List each line holding the string "text".
★ ★ ★ ★ ★ ★ ★
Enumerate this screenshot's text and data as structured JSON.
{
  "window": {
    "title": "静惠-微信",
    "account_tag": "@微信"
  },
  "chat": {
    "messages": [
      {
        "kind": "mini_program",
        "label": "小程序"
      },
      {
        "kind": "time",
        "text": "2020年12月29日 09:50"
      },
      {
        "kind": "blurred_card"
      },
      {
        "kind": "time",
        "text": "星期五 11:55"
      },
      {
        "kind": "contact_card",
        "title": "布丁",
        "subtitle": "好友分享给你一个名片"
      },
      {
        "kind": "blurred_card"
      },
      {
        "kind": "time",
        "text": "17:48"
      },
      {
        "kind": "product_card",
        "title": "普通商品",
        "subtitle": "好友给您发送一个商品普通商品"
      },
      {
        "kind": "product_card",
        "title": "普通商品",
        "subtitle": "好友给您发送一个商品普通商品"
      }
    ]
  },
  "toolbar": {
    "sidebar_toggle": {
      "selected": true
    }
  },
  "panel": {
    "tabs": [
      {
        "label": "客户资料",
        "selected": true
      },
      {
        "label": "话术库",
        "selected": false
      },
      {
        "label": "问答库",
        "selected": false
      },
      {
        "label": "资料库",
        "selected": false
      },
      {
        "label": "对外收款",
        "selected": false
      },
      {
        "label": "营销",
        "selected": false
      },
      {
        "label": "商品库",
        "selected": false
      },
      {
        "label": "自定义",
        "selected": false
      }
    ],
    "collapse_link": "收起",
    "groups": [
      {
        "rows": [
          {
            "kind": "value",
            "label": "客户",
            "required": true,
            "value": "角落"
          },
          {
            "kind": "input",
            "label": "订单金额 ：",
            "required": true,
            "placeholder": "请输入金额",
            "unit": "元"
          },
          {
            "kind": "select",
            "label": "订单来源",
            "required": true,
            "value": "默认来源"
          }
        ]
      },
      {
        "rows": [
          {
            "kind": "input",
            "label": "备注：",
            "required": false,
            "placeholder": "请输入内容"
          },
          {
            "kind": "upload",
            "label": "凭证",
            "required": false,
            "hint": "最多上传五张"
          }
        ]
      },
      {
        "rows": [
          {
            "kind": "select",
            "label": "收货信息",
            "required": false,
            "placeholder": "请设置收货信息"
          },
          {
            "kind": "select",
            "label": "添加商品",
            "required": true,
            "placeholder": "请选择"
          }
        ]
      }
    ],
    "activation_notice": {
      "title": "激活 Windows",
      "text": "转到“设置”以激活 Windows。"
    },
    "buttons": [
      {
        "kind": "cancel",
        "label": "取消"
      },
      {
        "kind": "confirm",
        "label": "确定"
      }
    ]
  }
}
★ ★ ★ ★ ★ ★ ★
◆ Correct response:
Enumerate this screenshot's text and data as structured JSON.
        "text": "2020年12月29日 09:50"
        "text": "星期五 11:55"
        "text": "17:48"
      "text": "转到“设置”以激活 Windows。"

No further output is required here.